- **What to produce**:
Look through the data and write out every line with the word "content" in it.

- **The input**:
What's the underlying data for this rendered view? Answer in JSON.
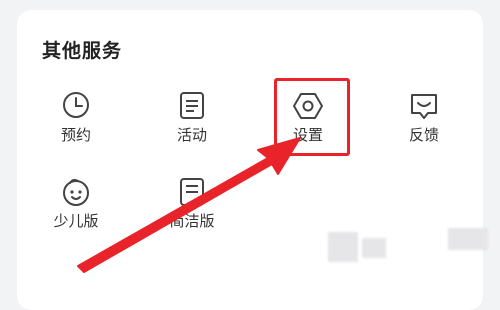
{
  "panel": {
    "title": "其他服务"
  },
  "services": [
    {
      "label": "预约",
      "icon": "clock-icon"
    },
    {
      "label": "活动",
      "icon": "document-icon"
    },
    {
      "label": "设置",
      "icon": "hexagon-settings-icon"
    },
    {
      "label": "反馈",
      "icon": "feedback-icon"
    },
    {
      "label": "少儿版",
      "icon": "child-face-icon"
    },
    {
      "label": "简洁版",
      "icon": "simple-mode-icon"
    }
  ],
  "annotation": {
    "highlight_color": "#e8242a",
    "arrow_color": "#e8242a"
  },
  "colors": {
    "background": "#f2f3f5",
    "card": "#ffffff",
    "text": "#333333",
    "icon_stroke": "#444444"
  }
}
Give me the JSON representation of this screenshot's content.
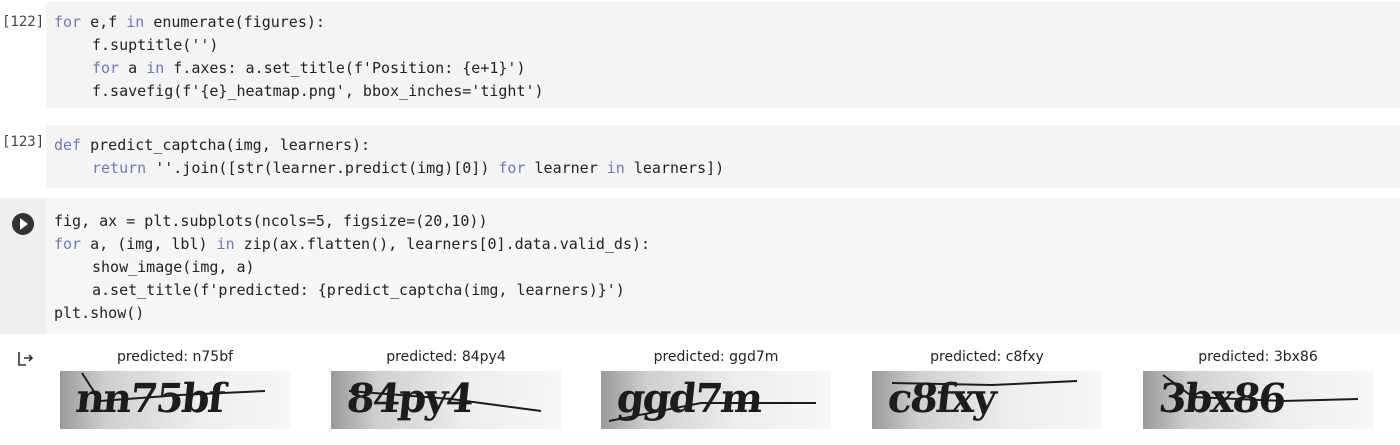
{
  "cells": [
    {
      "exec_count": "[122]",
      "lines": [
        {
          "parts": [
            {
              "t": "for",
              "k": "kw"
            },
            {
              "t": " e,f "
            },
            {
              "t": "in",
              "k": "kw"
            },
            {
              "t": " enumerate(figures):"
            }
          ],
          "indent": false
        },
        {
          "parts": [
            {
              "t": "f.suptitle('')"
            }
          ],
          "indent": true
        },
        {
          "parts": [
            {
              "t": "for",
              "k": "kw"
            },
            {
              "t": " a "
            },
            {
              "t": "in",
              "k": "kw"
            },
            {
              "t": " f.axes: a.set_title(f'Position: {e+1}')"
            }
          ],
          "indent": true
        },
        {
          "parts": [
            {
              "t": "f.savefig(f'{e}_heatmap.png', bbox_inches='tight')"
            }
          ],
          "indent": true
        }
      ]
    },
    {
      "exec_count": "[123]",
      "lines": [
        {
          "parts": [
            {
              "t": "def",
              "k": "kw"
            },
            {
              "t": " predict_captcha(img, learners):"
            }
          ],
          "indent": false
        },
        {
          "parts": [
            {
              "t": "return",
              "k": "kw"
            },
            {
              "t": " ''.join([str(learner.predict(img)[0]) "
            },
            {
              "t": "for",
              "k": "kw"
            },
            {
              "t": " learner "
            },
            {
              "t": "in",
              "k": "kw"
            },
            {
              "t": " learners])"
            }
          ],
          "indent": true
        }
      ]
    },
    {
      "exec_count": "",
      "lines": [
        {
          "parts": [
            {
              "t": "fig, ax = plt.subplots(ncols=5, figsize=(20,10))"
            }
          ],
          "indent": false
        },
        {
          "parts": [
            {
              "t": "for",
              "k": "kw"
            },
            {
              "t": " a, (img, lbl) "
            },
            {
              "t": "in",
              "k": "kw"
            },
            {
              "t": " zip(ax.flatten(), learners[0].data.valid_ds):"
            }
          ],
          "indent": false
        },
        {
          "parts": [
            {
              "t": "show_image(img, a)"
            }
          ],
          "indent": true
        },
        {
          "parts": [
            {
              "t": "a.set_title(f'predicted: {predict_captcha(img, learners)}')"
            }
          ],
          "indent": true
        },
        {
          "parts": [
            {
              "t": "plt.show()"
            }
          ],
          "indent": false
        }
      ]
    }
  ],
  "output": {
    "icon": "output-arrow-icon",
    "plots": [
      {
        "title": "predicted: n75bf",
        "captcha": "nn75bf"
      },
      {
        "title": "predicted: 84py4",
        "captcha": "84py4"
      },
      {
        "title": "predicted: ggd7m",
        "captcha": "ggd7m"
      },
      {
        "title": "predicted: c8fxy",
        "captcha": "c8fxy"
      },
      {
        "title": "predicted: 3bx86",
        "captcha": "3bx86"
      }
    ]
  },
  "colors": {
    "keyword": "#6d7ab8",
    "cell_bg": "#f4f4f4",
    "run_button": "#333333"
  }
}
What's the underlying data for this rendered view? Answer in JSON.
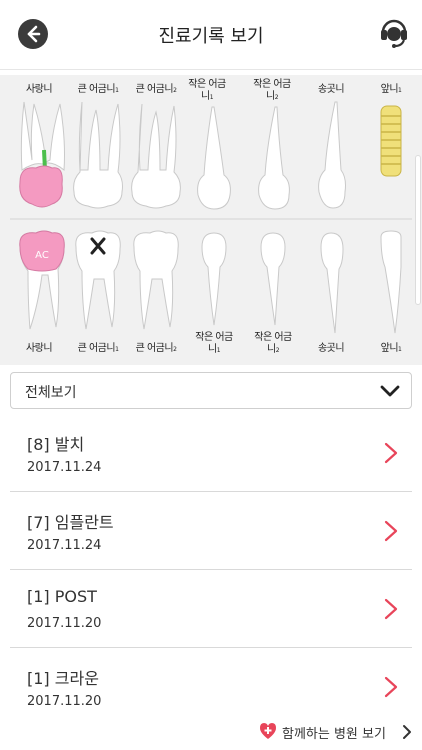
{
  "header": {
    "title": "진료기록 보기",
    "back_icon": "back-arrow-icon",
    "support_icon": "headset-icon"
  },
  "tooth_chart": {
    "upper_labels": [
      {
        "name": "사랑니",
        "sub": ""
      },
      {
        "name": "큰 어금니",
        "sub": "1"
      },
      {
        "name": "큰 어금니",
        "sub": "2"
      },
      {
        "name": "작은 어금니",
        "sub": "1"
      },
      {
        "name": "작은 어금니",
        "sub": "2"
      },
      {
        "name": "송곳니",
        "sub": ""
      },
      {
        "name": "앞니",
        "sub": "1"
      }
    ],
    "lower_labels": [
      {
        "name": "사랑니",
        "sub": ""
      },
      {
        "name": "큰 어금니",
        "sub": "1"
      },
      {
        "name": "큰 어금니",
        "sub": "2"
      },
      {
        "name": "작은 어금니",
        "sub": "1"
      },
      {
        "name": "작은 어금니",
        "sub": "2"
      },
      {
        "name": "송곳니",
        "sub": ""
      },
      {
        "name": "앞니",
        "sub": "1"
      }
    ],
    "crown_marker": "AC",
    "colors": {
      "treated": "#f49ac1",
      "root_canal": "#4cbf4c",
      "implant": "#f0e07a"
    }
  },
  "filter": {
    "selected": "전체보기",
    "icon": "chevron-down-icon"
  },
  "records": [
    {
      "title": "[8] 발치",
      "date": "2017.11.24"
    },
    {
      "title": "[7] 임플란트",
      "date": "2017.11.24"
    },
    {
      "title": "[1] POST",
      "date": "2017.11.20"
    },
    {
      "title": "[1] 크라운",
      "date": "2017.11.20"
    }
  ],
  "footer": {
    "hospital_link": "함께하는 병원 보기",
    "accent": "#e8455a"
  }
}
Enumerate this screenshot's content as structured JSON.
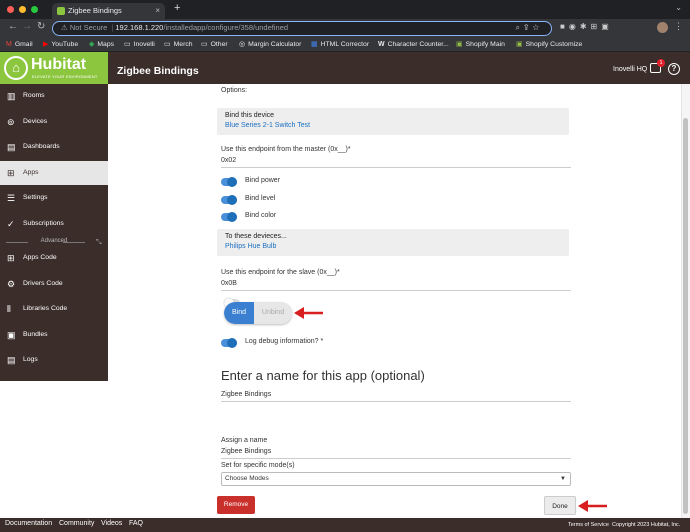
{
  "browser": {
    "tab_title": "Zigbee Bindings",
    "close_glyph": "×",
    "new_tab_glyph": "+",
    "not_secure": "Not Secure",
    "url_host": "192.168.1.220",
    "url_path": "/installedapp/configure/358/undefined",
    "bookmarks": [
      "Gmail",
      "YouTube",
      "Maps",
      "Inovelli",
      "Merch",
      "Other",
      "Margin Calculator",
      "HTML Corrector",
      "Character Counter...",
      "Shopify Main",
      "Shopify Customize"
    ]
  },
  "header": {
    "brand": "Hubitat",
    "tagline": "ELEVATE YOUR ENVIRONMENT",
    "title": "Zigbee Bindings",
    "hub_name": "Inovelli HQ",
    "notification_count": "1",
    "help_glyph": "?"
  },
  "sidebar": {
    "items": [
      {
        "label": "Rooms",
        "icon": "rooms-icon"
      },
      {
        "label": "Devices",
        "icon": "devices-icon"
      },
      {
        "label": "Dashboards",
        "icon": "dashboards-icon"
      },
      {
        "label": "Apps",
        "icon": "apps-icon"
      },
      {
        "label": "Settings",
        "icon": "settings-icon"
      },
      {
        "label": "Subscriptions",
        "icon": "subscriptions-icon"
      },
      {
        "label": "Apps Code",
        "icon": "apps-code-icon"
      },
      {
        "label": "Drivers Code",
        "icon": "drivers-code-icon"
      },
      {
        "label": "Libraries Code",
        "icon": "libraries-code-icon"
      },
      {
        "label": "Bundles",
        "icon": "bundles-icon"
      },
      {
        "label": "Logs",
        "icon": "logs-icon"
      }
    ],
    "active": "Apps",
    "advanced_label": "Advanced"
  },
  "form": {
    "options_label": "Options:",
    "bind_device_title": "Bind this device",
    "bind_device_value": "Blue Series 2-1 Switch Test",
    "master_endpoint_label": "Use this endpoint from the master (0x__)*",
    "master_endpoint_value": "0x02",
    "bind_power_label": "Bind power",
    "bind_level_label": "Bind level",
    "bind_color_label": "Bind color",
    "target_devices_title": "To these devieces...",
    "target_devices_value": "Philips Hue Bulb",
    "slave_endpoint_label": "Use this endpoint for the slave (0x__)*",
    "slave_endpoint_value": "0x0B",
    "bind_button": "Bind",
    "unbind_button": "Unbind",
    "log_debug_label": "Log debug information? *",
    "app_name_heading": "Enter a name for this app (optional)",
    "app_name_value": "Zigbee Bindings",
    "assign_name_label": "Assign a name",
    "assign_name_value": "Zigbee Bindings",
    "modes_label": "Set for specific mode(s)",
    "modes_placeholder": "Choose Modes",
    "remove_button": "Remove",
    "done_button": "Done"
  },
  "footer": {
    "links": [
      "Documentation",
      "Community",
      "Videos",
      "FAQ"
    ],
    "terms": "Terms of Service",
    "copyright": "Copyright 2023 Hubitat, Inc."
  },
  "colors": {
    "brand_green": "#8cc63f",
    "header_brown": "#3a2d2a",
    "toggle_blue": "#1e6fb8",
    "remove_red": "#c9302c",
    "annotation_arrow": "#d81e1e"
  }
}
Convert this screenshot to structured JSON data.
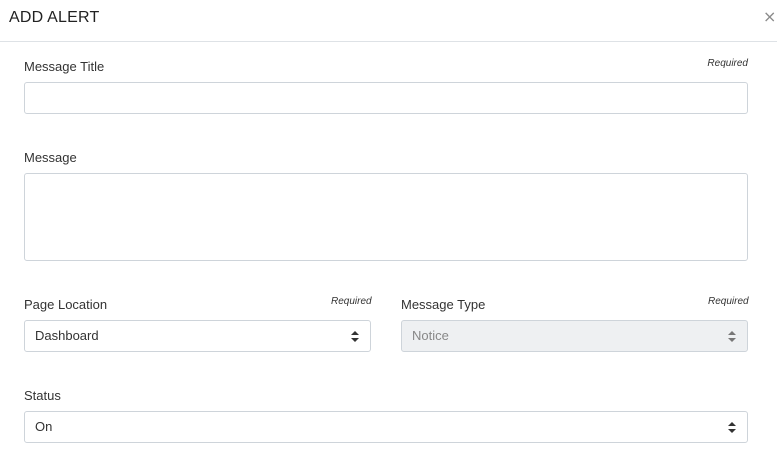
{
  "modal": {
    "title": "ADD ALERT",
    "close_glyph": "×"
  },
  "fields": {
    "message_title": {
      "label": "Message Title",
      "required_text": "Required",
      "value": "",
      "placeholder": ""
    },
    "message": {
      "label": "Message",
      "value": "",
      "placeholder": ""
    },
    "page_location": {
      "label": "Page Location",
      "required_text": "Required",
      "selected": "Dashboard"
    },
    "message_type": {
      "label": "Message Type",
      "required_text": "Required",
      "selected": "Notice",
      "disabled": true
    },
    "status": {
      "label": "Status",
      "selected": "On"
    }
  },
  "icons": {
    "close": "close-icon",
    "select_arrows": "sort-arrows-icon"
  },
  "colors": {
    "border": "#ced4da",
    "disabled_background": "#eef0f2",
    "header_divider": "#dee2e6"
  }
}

- **Problem solution**:
Give me the JSON representation of this screenshot's content.
Enumerate this screenshot's content as structured JSON.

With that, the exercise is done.